Given information
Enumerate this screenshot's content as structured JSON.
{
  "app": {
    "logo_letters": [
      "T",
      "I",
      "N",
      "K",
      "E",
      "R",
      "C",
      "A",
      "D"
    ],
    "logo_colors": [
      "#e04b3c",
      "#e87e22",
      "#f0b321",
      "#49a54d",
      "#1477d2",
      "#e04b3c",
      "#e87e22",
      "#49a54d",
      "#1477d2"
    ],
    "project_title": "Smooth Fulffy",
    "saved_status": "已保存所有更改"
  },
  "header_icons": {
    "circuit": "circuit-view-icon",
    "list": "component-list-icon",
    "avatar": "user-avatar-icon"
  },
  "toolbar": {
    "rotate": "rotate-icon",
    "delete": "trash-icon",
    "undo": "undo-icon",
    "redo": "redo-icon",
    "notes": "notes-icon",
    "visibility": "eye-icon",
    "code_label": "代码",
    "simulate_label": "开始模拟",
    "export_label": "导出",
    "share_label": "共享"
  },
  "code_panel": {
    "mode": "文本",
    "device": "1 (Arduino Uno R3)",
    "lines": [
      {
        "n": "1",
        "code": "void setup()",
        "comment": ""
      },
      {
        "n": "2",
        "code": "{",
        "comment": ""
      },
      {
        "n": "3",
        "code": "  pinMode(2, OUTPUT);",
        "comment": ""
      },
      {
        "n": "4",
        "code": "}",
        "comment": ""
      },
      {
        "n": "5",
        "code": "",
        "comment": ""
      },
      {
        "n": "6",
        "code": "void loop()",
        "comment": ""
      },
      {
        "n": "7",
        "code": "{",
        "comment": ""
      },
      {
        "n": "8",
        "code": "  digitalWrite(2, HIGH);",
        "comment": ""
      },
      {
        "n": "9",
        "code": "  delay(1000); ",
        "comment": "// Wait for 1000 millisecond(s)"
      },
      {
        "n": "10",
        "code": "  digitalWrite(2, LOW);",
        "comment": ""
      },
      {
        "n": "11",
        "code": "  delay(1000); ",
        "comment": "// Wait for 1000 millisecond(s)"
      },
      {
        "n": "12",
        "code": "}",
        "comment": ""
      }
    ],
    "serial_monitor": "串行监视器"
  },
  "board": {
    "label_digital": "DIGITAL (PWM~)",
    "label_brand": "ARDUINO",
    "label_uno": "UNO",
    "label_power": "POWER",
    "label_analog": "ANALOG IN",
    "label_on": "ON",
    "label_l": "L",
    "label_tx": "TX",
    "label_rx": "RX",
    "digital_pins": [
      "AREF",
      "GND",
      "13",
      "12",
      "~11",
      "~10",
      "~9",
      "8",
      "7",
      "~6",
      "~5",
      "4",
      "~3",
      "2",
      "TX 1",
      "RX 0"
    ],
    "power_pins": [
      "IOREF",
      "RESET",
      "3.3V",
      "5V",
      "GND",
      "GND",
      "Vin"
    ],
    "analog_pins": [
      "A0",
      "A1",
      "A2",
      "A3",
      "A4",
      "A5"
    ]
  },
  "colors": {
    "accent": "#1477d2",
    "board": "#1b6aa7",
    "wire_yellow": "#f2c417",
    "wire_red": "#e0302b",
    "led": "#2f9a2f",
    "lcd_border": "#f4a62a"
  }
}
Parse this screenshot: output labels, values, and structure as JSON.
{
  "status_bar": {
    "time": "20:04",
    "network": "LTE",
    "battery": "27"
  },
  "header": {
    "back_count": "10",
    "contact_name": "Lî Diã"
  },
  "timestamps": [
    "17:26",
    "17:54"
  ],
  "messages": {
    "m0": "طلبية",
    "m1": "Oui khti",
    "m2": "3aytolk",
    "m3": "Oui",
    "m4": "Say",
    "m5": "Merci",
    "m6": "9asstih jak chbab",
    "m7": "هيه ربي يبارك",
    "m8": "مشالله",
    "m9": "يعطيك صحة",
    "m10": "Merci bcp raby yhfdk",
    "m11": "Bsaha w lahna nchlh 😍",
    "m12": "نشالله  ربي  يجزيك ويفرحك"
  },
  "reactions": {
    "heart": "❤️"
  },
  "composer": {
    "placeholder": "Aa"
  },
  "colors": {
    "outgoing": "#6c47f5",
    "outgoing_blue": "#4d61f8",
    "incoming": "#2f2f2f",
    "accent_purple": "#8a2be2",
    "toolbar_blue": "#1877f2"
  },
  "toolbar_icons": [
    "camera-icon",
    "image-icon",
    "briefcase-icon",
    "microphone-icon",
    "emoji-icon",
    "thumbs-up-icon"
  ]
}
* * *
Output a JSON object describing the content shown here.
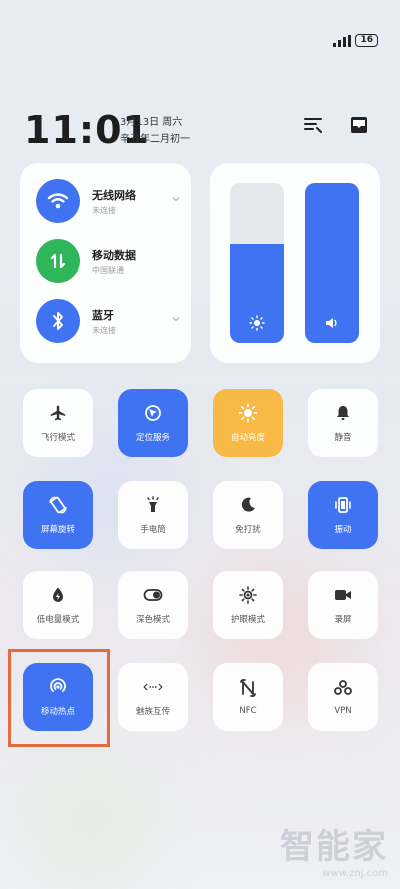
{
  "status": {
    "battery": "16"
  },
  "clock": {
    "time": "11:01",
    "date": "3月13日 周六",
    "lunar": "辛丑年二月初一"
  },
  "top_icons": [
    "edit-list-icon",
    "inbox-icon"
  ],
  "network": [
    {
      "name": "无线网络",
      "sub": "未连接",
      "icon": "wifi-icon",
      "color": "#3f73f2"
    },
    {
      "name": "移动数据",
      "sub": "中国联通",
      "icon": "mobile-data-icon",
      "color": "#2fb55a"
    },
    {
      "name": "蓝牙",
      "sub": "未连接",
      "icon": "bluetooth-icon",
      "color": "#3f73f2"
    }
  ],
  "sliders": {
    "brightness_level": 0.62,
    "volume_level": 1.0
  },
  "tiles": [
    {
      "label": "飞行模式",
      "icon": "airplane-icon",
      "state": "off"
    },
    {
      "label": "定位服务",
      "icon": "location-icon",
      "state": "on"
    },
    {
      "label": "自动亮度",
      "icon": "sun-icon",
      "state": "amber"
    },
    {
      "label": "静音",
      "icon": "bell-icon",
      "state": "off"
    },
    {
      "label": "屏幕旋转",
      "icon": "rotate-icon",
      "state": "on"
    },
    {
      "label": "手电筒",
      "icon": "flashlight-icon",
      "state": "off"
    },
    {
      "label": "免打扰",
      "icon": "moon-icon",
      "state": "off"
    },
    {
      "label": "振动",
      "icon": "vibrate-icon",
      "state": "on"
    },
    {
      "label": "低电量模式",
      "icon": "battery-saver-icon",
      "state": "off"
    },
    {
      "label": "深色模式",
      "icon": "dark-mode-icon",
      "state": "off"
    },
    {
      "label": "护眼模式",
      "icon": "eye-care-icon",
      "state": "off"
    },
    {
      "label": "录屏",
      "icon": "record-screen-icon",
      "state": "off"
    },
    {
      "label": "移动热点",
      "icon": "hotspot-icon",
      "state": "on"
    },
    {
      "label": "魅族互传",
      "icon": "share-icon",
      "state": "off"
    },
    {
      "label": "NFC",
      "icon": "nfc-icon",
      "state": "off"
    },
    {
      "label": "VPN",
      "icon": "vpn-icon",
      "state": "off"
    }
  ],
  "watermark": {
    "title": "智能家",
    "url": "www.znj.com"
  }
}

Exercise
Scan the material above for the string "list" and report each line where you find it.

Full output
    "list": "component-list-icon",
    "edit-list-icon",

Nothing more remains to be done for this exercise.